### Records from a data collection
——————————

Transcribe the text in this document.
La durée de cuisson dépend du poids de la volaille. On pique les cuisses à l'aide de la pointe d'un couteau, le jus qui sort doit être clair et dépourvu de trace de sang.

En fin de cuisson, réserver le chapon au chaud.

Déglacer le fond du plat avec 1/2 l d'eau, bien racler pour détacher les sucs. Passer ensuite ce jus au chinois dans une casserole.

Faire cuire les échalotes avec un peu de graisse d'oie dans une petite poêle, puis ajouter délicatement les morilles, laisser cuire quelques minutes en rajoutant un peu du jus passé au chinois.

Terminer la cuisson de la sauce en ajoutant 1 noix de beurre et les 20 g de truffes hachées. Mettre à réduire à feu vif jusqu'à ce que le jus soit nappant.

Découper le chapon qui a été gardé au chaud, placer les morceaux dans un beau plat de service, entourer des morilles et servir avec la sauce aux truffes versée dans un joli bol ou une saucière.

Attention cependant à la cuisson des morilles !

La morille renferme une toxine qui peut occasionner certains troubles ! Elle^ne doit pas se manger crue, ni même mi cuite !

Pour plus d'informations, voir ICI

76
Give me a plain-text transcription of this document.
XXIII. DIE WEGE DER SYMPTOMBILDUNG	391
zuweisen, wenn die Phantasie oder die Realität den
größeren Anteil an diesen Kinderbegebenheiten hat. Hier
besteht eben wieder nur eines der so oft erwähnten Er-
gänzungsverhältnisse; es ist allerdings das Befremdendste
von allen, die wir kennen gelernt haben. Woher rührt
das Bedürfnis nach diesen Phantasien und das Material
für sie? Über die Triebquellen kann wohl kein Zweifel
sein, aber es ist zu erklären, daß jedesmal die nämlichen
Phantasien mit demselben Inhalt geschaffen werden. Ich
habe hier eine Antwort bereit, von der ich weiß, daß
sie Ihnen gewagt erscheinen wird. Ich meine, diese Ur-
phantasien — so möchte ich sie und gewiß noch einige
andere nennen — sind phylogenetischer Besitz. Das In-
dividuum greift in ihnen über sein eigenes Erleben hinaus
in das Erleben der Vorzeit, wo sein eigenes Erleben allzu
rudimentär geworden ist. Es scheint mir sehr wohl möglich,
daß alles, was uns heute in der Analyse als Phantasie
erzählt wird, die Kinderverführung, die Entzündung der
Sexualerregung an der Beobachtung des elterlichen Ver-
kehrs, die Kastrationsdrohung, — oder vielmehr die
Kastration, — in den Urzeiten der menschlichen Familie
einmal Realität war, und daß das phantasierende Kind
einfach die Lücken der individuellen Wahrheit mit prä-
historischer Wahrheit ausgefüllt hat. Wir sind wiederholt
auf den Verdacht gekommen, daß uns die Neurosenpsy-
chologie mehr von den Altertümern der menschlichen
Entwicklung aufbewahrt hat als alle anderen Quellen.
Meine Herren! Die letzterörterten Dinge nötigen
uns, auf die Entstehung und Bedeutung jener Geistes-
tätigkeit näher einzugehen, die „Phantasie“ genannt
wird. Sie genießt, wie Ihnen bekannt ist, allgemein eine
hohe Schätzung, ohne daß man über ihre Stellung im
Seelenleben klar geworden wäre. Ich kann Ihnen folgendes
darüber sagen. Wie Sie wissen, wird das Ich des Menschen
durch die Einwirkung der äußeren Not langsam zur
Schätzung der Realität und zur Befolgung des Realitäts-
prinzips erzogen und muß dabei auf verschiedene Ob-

——————————

### Work instructions
Please give back all of the records exactly as written.

### Solved exercise
Transcribe the text in this document.
La durée de cuisson dépend du poids de la volaille. On pique les cuisses à l'aide de la pointe d'un couteau, le jus qui sort doit être clair et dépourvu de trace de sang.

En fin de cuisson, réserver le chapon au chaud.

Déglacer le fond du plat avec 1/2 l d'eau, bien racler pour détacher les sucs. Passer ensuite ce jus au chinois dans une casserole.

Faire cuire les échalotes avec un peu de graisse d'oie dans une petite poêle, puis ajouter délicatement les morilles, laisser cuire quelques minutes en rajoutant un peu du jus passé au chinois.

Terminer la cuisson de la sauce en ajoutant 1 noix de beurre et les 20 g de truffes hachées. Mettre à réduire à feu vif jusqu'à ce que le jus soit nappant.

Découper le chapon qui a été gardé au chaud, placer les morceaux dans un beau plat de service, entourer des morilles et servir avec la sauce aux truffes versée dans un joli bol ou une saucière.

Attention cependant à la cuisson des morilles !

La morille renferme une toxine qui peut occasionner certains troubles ! Elle^ne doit pas se manger crue, ni même mi cuite !

Pour plus d'informations, voir ICI

76
Give me a plain-text transcription of this document.
XXIII. DIE WEGE DER SYMPTOMBILDUNG	391
zuweisen, wenn die Phantasie oder die Realität den
größeren Anteil an diesen Kinderbegebenheiten hat. Hier
besteht eben wieder nur eines der so oft erwähnten Er-
gänzungsverhältnisse; es ist allerdings das Befremdendste
von allen, die wir kennen gelernt haben. Woher rührt
das Bedürfnis nach diesen Phantasien und das Material
für sie? Über die Triebquellen kann wohl kein Zweifel
sein, aber es ist zu erklären, daß jedesmal die nämlichen
Phantasien mit demselben Inhalt geschaffen werden. Ich
habe hier eine Antwort bereit, von der ich weiß, daß
sie Ihnen gewagt erscheinen wird. Ich meine, diese Ur-
phantasien — so möchte ich sie und gewiß noch einige
andere nennen — sind phylogenetischer Besitz. Das In-
dividuum greift in ihnen über sein eigenes Erleben hinaus
in das Erleben der Vorzeit, wo sein eigenes Erleben allzu
rudimentär geworden ist. Es scheint mir sehr wohl möglich,
daß alles, was uns heute in der Analyse als Phantasie
erzählt wird, die Kinderverführung, die Entzündung der
Sexualerregung an der Beobachtung des elterlichen Ver-
kehrs, die Kastrationsdrohung, — oder vielmehr die
Kastration, — in den Urzeiten der menschlichen Familie
einmal Realität war, und daß das phantasierende Kind
einfach die Lücken der individuellen Wahrheit mit prä-
historischer Wahrheit ausgefüllt hat. Wir sind wiederholt
auf den Verdacht gekommen, daß uns die Neurosenpsy-
chologie mehr von den Altertümern der menschlichen
Entwicklung aufbewahrt hat als alle anderen Quellen.
Meine Herren! Die letzterörterten Dinge nötigen
uns, auf die Entstehung und Bedeutung jener Geistes-
tätigkeit näher einzugehen, die „Phantasie“ genannt
wird. Sie genießt, wie Ihnen bekannt ist, allgemein eine
hohe Schätzung, ohne daß man über ihre Stellung im
Seelenleben klar geworden wäre. Ich kann Ihnen folgendes
darüber sagen. Wie Sie wissen, wird das Ich des Menschen
durch die Einwirkung der äußeren Not langsam zur
Schätzung der Realität und zur Befolgung des Realitäts-
prinzips erzogen und muß dabei auf verschiedene Ob-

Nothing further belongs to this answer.